--- start DATASET EXTRACT ---

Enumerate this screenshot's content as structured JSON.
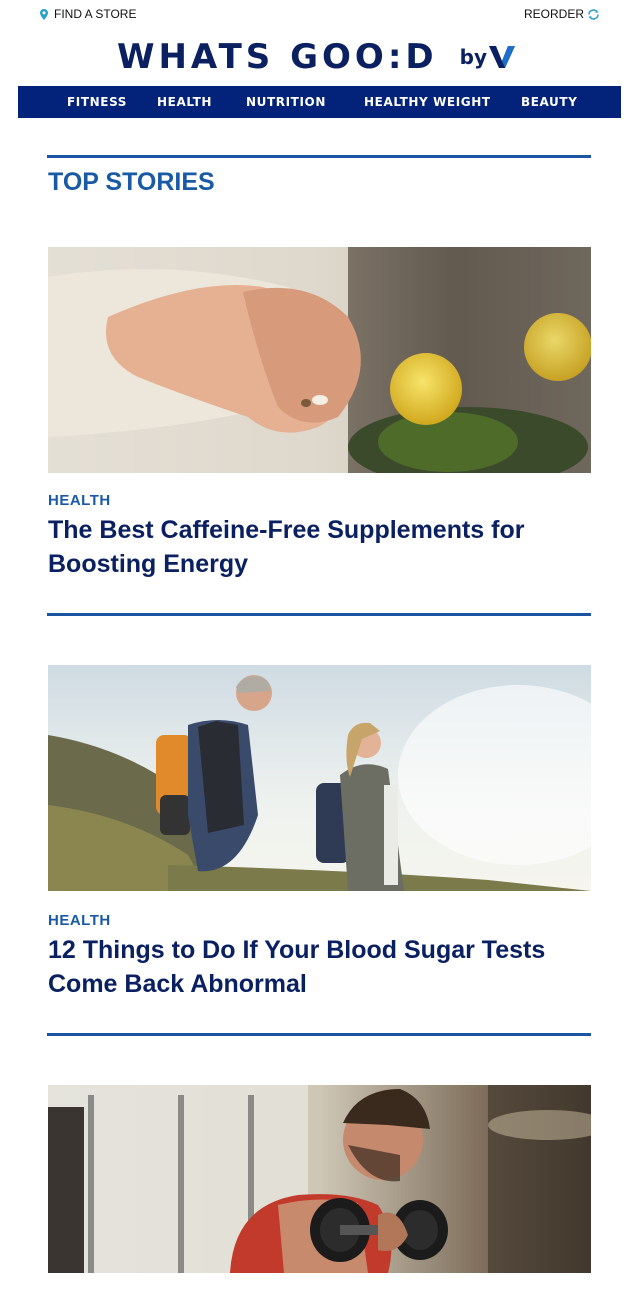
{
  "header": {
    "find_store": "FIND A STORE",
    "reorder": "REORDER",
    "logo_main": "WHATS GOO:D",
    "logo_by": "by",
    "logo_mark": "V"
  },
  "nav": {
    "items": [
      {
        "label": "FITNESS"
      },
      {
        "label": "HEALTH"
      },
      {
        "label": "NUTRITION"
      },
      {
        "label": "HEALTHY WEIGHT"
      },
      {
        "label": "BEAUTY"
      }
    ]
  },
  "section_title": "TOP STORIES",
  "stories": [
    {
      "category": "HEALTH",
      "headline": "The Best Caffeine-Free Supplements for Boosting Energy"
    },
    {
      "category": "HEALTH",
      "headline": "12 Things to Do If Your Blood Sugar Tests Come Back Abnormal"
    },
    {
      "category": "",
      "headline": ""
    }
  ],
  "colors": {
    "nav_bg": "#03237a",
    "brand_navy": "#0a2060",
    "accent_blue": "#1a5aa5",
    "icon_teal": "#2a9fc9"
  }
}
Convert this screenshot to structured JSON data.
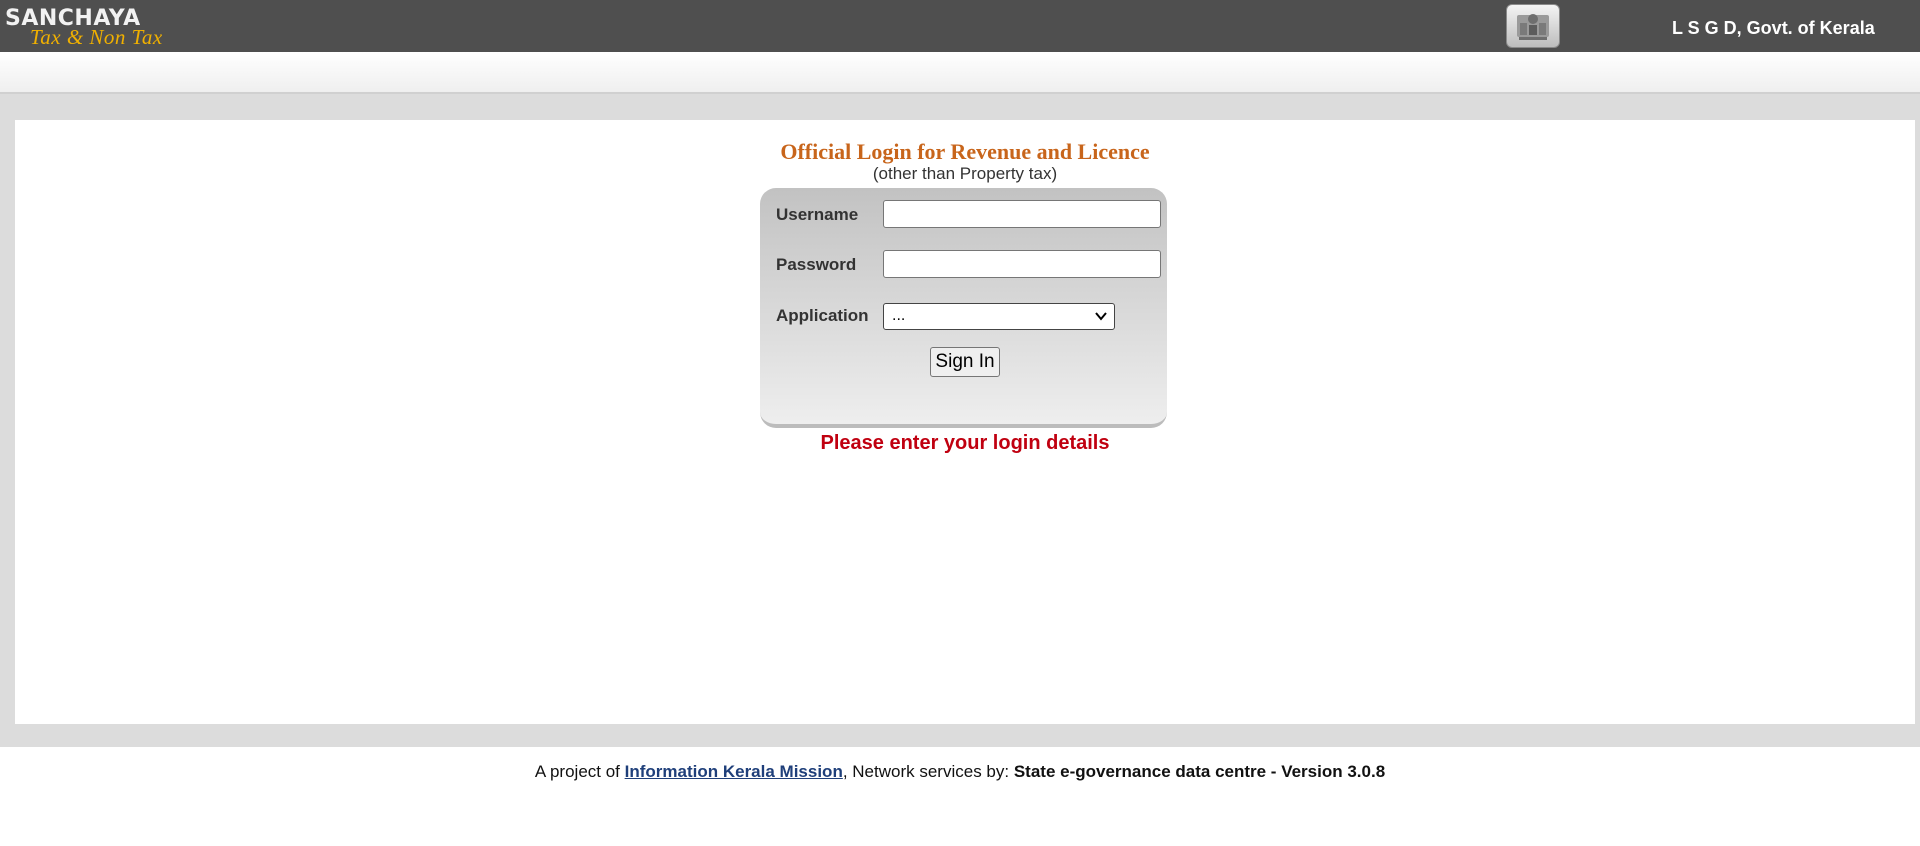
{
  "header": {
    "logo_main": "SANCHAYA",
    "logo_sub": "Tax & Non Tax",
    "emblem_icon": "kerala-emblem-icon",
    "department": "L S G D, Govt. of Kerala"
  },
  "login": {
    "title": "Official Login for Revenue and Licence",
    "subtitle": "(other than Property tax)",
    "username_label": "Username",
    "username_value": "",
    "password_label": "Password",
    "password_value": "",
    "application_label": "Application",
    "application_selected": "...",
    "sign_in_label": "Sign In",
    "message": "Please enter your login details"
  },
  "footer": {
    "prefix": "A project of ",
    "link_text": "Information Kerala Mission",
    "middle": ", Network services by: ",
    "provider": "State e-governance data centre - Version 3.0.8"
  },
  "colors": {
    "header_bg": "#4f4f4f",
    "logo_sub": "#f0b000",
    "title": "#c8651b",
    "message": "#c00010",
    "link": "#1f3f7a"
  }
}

--- end DATASET EXTRACT ---

- _TASK TO COMPLETE_
All records must be output exactly as they are, except for the pictures, which are left out.

- _SOLUTION TO THIS TASK_
Enumerate this screenshot's content as structured JSON.
{
  "header": {
    "find_store": "FIND A STORE",
    "reorder": "REORDER",
    "logo_main": "WHATS GOO:D",
    "logo_by": "by",
    "logo_mark": "V"
  },
  "nav": {
    "items": [
      {
        "label": "FITNESS"
      },
      {
        "label": "HEALTH"
      },
      {
        "label": "NUTRITION"
      },
      {
        "label": "HEALTHY WEIGHT"
      },
      {
        "label": "BEAUTY"
      }
    ]
  },
  "section_title": "TOP STORIES",
  "stories": [
    {
      "category": "HEALTH",
      "headline": "The Best Caffeine-Free Supplements for Boosting Energy"
    },
    {
      "category": "HEALTH",
      "headline": "12 Things to Do If Your Blood Sugar Tests Come Back Abnormal"
    },
    {
      "category": "",
      "headline": ""
    }
  ],
  "colors": {
    "nav_bg": "#03237a",
    "brand_navy": "#0a2060",
    "accent_blue": "#1a5aa5",
    "icon_teal": "#2a9fc9"
  }
}
Convert this screenshot to structured JSON data.
{
  "header": {
    "logo_main": "SANCHAYA",
    "logo_sub": "Tax & Non Tax",
    "emblem_icon": "kerala-emblem-icon",
    "department": "L S G D, Govt. of Kerala"
  },
  "login": {
    "title": "Official Login for Revenue and Licence",
    "subtitle": "(other than Property tax)",
    "username_label": "Username",
    "username_value": "",
    "password_label": "Password",
    "password_value": "",
    "application_label": "Application",
    "application_selected": "...",
    "sign_in_label": "Sign In",
    "message": "Please enter your login details"
  },
  "footer": {
    "prefix": "A project of ",
    "link_text": "Information Kerala Mission",
    "middle": ", Network services by: ",
    "provider": "State e-governance data centre - Version 3.0.8"
  },
  "colors": {
    "header_bg": "#4f4f4f",
    "logo_sub": "#f0b000",
    "title": "#c8651b",
    "message": "#c00010",
    "link": "#1f3f7a"
  }
}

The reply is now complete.